* **Task objective**
Look through the entries and report how many lines include the word "خوشخبری". Give the number alone.

* **Stored items from a collection**
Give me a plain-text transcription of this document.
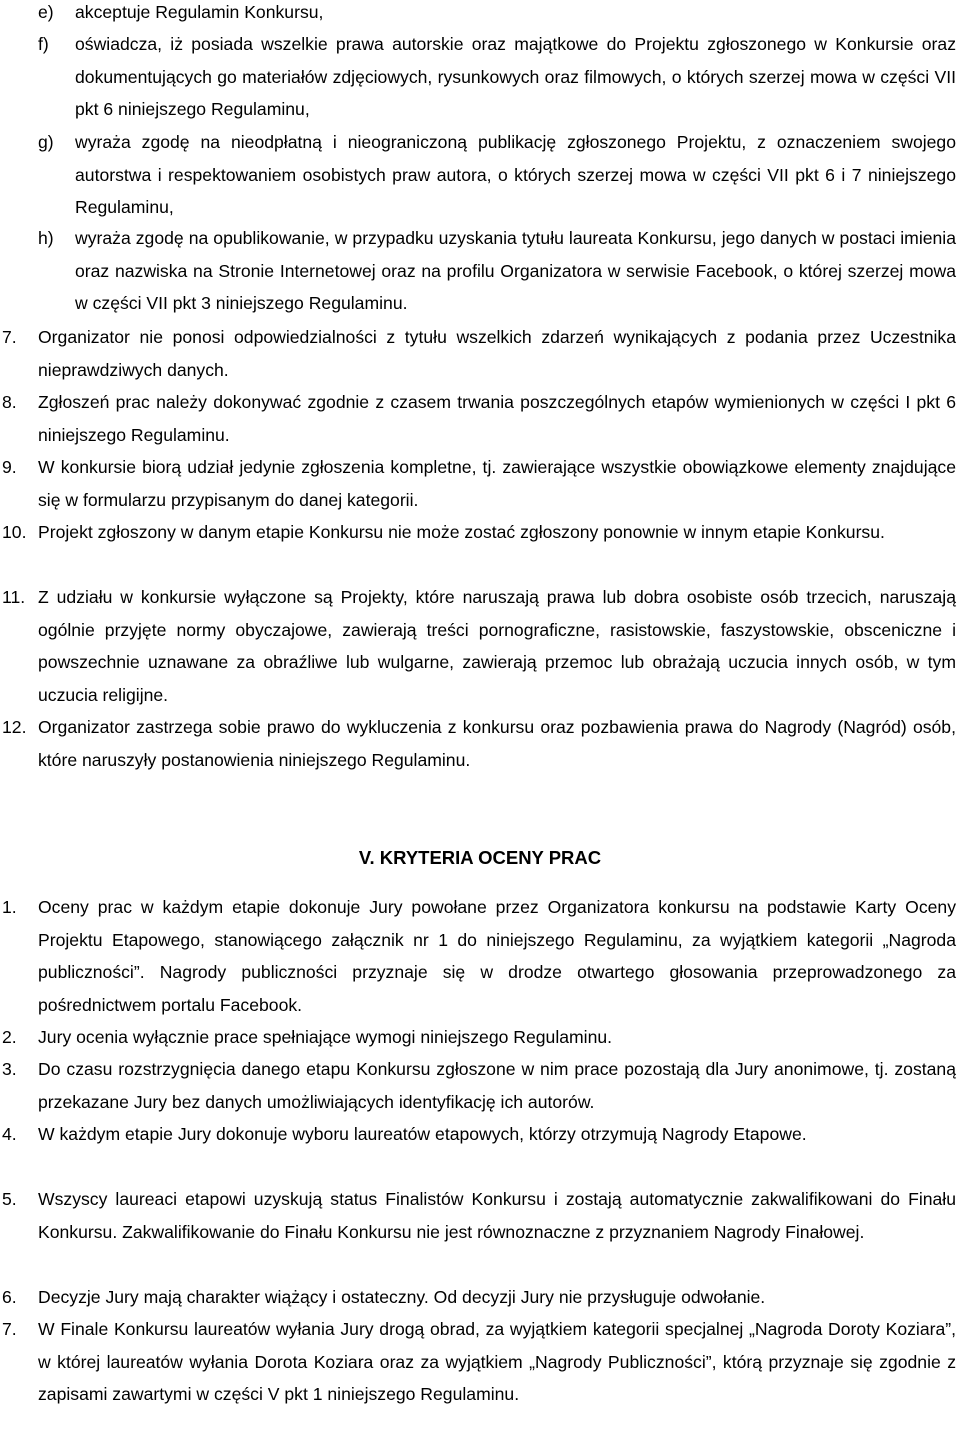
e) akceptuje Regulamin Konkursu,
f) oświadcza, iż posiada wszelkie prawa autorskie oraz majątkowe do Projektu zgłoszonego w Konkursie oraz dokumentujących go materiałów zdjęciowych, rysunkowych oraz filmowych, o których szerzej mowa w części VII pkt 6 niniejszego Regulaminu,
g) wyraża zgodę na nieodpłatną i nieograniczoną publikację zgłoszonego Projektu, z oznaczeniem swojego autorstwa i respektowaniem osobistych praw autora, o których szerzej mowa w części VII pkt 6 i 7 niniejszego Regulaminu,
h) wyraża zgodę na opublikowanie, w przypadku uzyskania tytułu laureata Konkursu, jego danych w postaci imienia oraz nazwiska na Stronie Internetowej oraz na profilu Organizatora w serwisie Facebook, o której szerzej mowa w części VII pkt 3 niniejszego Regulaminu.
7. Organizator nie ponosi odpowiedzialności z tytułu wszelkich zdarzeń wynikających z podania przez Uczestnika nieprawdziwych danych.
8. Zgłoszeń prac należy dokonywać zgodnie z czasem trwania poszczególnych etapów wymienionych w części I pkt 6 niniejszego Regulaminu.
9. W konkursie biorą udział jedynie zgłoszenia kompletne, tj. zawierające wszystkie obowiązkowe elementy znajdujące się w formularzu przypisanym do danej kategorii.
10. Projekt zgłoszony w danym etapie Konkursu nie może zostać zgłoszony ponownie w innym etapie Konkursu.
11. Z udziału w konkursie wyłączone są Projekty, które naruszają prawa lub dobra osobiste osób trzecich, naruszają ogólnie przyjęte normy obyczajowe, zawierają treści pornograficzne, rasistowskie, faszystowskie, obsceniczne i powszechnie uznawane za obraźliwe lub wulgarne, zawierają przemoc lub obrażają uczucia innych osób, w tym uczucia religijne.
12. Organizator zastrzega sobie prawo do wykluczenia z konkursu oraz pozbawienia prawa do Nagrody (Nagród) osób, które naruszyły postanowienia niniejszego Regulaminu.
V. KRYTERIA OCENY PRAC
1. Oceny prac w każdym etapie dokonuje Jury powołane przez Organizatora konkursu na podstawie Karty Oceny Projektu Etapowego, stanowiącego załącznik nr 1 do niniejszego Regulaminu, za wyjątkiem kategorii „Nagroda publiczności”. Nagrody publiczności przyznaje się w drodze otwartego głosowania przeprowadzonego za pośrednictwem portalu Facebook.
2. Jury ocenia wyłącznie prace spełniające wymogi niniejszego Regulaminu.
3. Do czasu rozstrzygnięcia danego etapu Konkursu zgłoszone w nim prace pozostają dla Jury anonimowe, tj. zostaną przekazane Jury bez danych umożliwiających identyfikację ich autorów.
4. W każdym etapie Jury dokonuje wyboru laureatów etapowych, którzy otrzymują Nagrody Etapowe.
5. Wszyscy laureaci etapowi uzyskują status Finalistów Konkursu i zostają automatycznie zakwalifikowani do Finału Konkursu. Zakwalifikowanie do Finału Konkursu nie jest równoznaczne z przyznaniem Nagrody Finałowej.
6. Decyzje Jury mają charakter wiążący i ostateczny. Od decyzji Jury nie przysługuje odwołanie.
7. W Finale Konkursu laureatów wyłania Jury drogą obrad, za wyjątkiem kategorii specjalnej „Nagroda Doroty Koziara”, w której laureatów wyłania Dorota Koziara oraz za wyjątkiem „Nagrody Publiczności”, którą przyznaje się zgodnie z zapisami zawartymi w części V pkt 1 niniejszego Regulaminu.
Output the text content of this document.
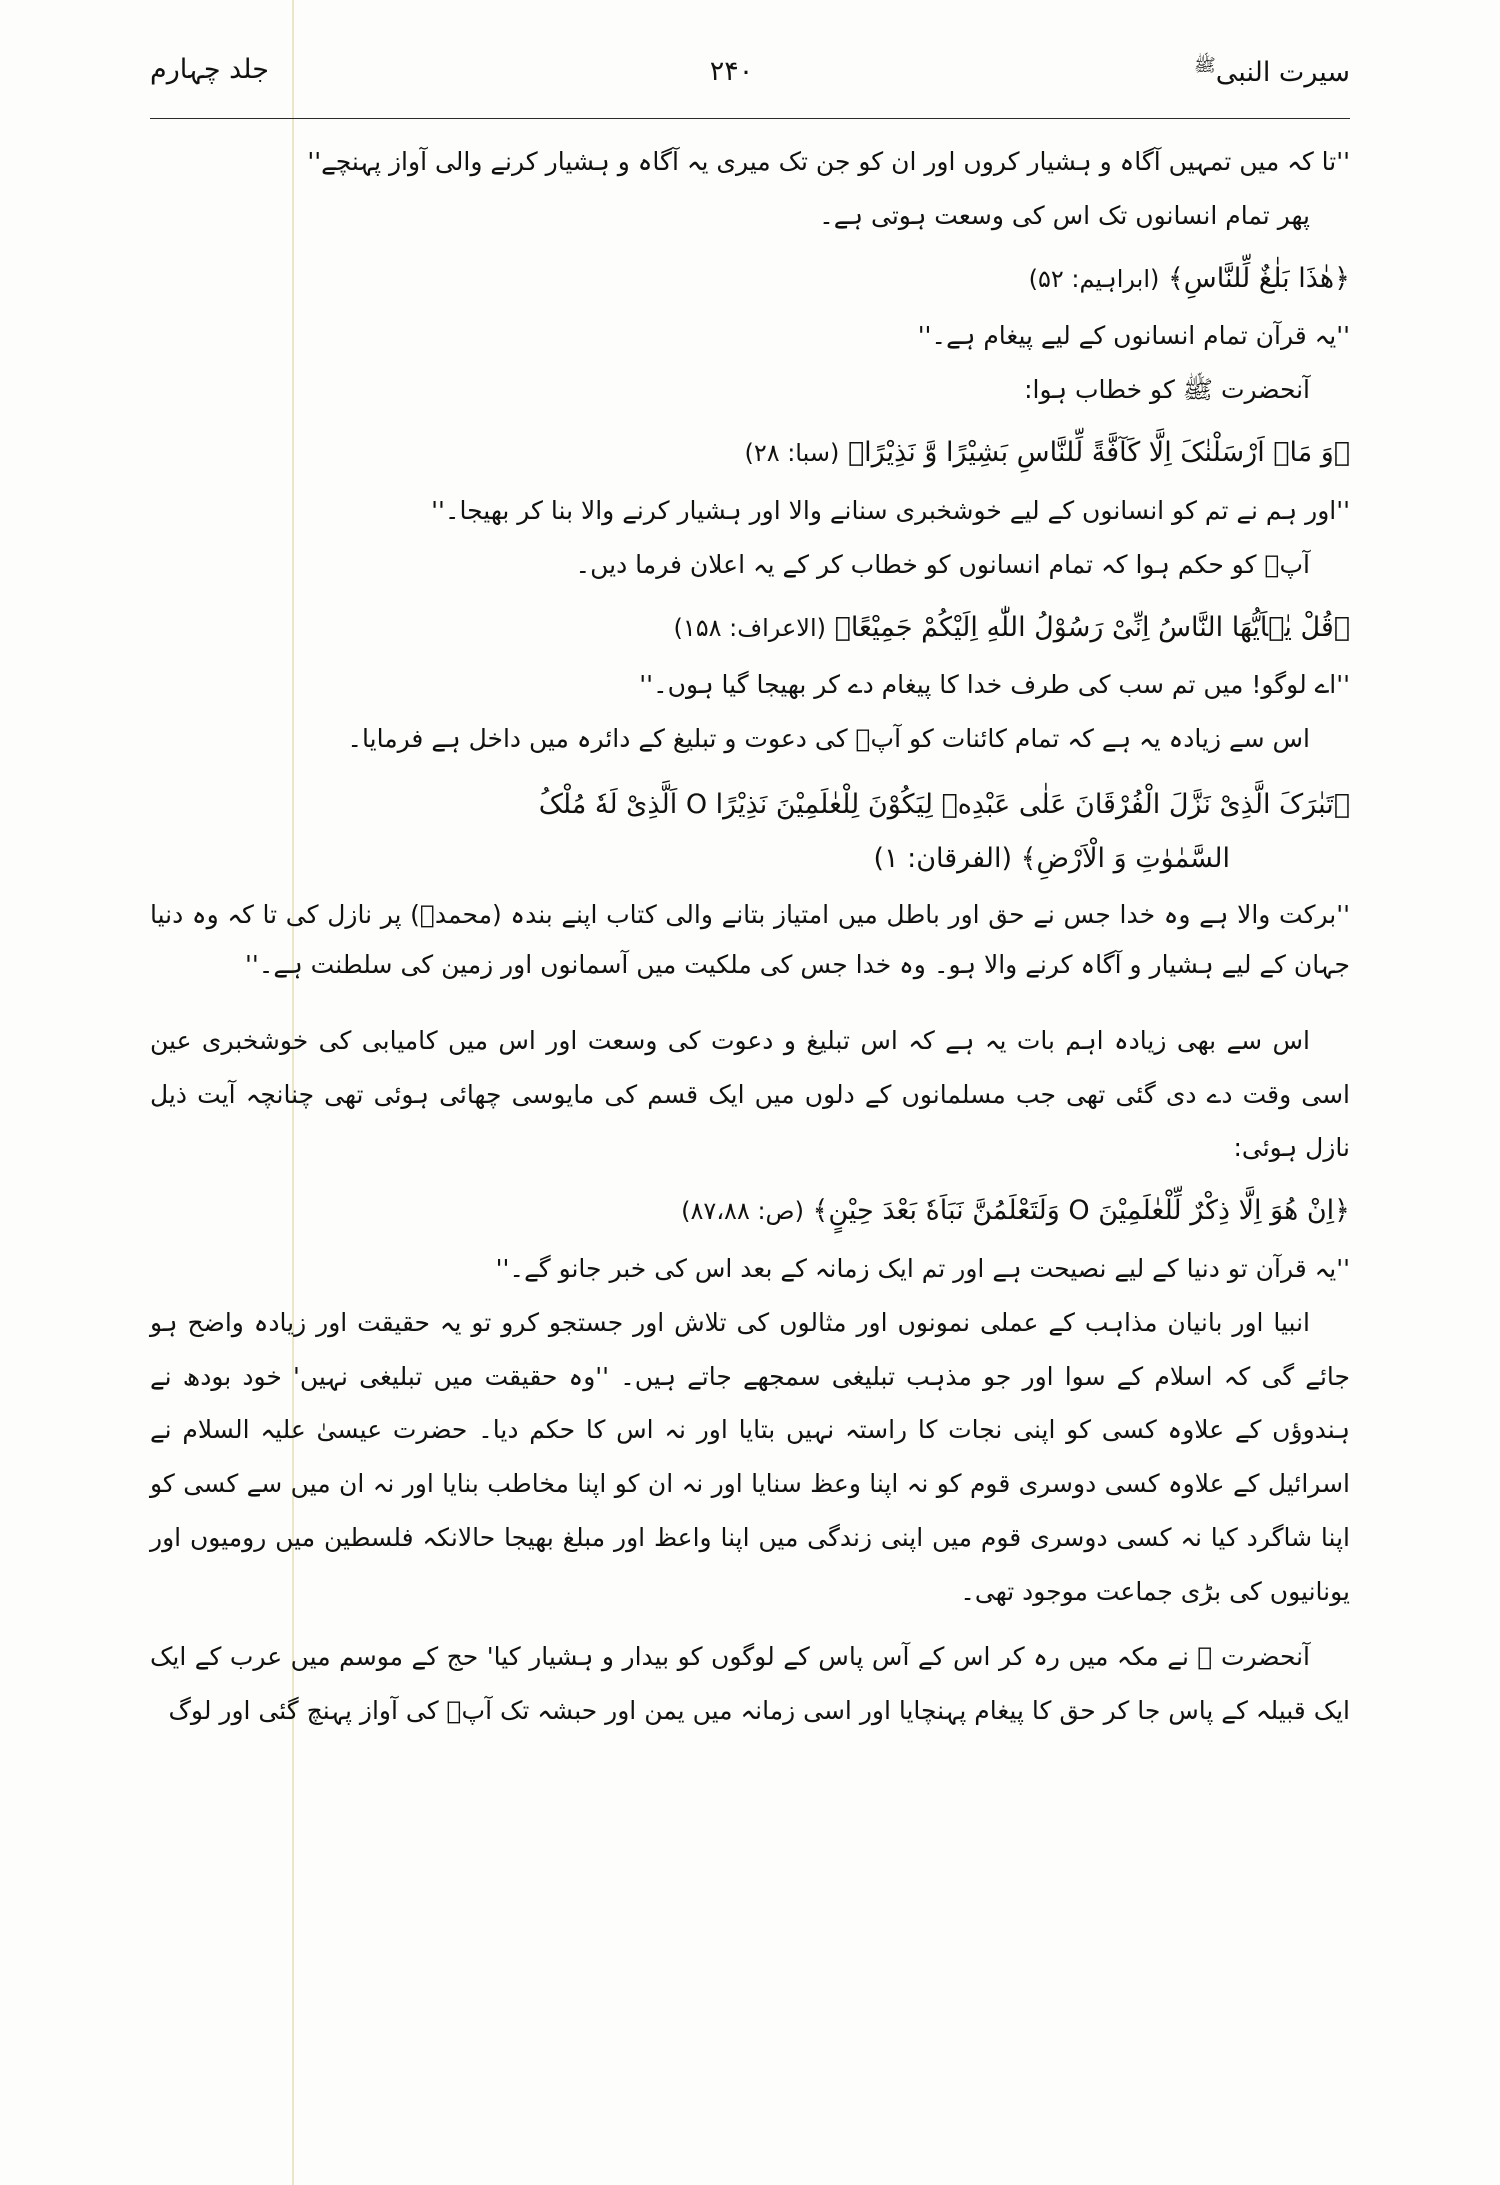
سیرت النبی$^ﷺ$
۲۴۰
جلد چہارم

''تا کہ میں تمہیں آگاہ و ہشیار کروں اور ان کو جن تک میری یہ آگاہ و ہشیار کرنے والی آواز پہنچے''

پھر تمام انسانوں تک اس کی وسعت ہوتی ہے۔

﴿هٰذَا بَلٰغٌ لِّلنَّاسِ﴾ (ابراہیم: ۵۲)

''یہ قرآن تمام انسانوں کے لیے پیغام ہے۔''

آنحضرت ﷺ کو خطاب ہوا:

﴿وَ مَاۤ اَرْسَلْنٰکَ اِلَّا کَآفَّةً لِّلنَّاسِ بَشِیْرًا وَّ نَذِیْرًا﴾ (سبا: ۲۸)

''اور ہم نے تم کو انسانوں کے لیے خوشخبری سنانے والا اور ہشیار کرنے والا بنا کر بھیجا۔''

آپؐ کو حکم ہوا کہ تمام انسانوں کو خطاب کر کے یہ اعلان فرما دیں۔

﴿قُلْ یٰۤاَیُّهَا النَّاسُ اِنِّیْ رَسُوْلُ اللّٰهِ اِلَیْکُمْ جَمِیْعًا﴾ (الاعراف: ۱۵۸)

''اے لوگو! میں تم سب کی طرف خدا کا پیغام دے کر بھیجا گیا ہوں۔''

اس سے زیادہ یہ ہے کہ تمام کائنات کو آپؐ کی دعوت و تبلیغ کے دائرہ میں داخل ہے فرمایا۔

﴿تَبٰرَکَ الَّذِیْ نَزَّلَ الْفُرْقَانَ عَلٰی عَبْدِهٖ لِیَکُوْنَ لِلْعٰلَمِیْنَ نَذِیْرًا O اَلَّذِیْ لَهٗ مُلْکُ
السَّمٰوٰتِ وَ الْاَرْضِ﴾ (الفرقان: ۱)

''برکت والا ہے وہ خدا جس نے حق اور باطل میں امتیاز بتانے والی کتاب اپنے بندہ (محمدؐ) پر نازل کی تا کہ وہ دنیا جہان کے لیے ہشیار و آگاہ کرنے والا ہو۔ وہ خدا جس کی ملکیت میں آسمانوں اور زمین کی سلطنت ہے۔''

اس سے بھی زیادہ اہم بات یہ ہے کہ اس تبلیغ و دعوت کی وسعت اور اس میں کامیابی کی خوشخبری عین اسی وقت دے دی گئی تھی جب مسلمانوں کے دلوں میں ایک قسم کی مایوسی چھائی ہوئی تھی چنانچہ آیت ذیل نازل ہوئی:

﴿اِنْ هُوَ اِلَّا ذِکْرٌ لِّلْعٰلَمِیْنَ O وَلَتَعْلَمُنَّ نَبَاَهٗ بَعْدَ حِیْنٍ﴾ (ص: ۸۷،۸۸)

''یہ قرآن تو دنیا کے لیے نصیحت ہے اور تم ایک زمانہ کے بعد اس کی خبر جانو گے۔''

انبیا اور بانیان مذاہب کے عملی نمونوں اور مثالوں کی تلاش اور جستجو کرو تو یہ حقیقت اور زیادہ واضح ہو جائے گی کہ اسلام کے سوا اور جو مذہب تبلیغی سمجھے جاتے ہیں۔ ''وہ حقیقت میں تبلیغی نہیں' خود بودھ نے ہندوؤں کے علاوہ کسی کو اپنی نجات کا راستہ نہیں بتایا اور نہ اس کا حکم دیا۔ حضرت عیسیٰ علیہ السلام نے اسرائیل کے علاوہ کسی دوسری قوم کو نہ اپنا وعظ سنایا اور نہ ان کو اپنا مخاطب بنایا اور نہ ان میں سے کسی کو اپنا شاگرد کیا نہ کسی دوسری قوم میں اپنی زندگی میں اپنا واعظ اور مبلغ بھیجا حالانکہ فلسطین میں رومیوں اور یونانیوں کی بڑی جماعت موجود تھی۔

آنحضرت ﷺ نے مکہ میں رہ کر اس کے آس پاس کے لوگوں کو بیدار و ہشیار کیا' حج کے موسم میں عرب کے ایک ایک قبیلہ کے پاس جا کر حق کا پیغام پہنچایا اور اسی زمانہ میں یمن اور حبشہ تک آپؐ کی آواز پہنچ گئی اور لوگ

* **Solution to the problem**
2